Amid Election Turmoil, Institutional Investors Stay Focused on the Pandemic

Investment professionals say the coronavirus pandemic and central bank decisions matter more to portfolio management than the election outcome.

(Jeenah Moon/Bloomberg)

(Jeenah Moon/Bloomberg)

While much of the United States is zeroed in on the outcome of the 2020 election, institutional investors are more focused on other issues — at least when it comes to investment decision-making.

According to industry insiders, the coronavirus pandemic and central banks’ actions are seen as outweighing the significance of the contentious election for institutional portfolios.

“The truth is for markets, it’s not just terribly important,” Michael Rosen, founder of Angeles Investment Advisors, said of the election. “It’s important for a lot of reasons. For our country, society, our children, their children. But not the markets.”

Although the markets popped on Wednesday as votes were being tallied, Rosen and his peers in the industry do not believe the effects are long-lasting.

“We think that there may be noise in the short term,” said Scott Freemon, head of strategy and risk at Secor Asset Management. He added that the attractiveness of one asset class over another will not change based on the election’s results.

“The primary issue for the market remains recovering from Covid-19 and the speed of that recovery,” he said.


Institutional consulting firm North Pier Search Consulting echoed this sentiment in a report published ahead of the election. “At the end of the day, it will likely come down to the trajectory of the virus,” the search firm said.

That’s not to say that institutional investors were not concerned about the election.

“I think there have been very few moments in the last decade when clients haven’t expressed a high level of anxiety and worry about the state of affairs of the world,” Rosen said. “The source of that anxiety and worry and concern changes, but it seems like it’s ever-present.”

Some investors positioned themselves defensively: Secor, for example, went long volatility and underweight equities, according to Freemon. The asset management firm won’t be making any swift allocation decisions though.

“We’ve talked about the elections, and our firm-wide view is to really be patient and only act through extreme circumstances where the market is either overly exuberant or negative,” Freemon said.

Most outsourced chief investment officers were similarly not making big portfolio decisions, according to the October 28 report from North Pier. However, one OCIO professional interviewed for the report said that their team was expecting volatility to rise before and after the election and that they were looking at potential tactical trading opportunities.

[II Deep Dive: Some of Biden’s Biggest Fundraisers Come From Wall Street]

Although votes were still being counted on Wednesday afternoon, both Rosen and Secor’s head of portfolio solutions Dmitri Smolansky said that a divided government would likely be the best outcome for the market.

“It looks like the markets are assuming that [Joe] Biden is going to win the election and that Republicans will hold the Senate,” Smolansky said. “It seems that that is one of the better scenarios that investors could come up with.”

Rosen added that there is “ample evidence” that markets have performed better with a party split between the legislative and executive branches.

“Having a check and balance on one branch of government is generally seen as prudent,” he said.

**INPUT DATA**
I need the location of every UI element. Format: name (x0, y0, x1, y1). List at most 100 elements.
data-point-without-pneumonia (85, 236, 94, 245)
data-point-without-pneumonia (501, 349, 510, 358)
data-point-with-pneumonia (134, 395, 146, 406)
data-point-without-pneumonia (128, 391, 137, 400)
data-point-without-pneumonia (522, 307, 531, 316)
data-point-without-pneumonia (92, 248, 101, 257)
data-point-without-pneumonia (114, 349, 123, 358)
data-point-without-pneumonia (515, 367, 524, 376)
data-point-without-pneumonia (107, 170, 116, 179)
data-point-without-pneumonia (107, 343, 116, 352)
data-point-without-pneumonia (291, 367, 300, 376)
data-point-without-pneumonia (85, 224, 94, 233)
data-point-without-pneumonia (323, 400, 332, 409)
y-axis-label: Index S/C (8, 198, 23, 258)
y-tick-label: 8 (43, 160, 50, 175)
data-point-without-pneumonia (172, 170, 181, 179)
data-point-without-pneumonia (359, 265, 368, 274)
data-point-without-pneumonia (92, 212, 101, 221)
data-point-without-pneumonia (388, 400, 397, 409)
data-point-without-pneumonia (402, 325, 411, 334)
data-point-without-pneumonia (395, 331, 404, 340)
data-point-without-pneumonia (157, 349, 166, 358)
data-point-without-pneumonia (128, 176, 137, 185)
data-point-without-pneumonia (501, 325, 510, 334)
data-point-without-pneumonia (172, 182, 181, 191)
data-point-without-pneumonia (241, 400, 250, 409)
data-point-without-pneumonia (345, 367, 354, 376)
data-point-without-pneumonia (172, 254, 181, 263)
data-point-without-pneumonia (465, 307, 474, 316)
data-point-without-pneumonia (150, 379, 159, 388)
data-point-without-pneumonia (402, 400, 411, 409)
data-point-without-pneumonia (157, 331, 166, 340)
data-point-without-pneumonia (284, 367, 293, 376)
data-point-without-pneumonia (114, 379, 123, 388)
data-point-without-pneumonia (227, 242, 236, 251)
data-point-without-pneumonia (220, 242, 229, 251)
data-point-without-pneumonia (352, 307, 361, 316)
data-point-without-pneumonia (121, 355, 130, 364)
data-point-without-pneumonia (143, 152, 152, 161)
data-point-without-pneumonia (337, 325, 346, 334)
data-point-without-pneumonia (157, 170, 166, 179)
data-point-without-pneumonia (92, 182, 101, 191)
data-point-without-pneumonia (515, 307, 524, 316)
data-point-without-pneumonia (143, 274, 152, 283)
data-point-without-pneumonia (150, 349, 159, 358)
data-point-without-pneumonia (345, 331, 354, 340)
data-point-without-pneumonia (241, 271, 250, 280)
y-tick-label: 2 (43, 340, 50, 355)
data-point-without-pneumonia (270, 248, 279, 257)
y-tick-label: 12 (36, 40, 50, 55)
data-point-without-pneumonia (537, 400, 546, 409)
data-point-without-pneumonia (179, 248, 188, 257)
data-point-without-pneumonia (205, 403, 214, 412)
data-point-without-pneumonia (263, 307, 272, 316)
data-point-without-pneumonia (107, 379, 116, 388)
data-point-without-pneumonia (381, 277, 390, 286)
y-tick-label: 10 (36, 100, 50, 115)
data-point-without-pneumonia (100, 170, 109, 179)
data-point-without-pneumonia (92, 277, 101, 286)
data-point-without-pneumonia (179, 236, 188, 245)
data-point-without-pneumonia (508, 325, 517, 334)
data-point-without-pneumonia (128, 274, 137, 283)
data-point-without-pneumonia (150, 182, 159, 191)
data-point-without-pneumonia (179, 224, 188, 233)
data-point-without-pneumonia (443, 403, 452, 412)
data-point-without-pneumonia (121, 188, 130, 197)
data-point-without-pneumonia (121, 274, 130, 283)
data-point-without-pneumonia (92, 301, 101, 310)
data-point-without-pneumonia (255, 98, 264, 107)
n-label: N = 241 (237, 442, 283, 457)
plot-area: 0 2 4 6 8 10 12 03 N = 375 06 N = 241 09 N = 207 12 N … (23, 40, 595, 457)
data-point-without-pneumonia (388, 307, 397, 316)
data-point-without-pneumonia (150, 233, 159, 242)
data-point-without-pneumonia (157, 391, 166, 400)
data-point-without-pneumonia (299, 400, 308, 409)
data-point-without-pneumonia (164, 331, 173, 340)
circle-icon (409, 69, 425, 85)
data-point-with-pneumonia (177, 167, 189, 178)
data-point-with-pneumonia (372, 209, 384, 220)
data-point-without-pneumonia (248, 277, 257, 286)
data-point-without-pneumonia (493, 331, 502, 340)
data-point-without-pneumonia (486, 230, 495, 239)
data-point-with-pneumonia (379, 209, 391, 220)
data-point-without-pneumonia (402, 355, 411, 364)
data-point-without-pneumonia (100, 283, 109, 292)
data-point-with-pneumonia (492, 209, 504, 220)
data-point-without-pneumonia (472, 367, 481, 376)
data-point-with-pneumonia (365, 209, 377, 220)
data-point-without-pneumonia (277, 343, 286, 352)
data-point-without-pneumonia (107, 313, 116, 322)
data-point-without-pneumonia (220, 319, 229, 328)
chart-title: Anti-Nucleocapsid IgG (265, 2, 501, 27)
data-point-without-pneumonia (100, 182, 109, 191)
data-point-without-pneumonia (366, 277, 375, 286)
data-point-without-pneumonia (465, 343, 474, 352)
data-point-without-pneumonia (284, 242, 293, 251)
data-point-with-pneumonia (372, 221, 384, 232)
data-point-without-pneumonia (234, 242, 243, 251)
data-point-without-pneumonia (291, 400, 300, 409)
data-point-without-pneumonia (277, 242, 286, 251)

**WORK TASK**
In the article about institutional investors and the 2020 election, what defensive positions did Secor Asset Management take?

**RESPONSE AREA**
Secor went long volatility and underweight equities.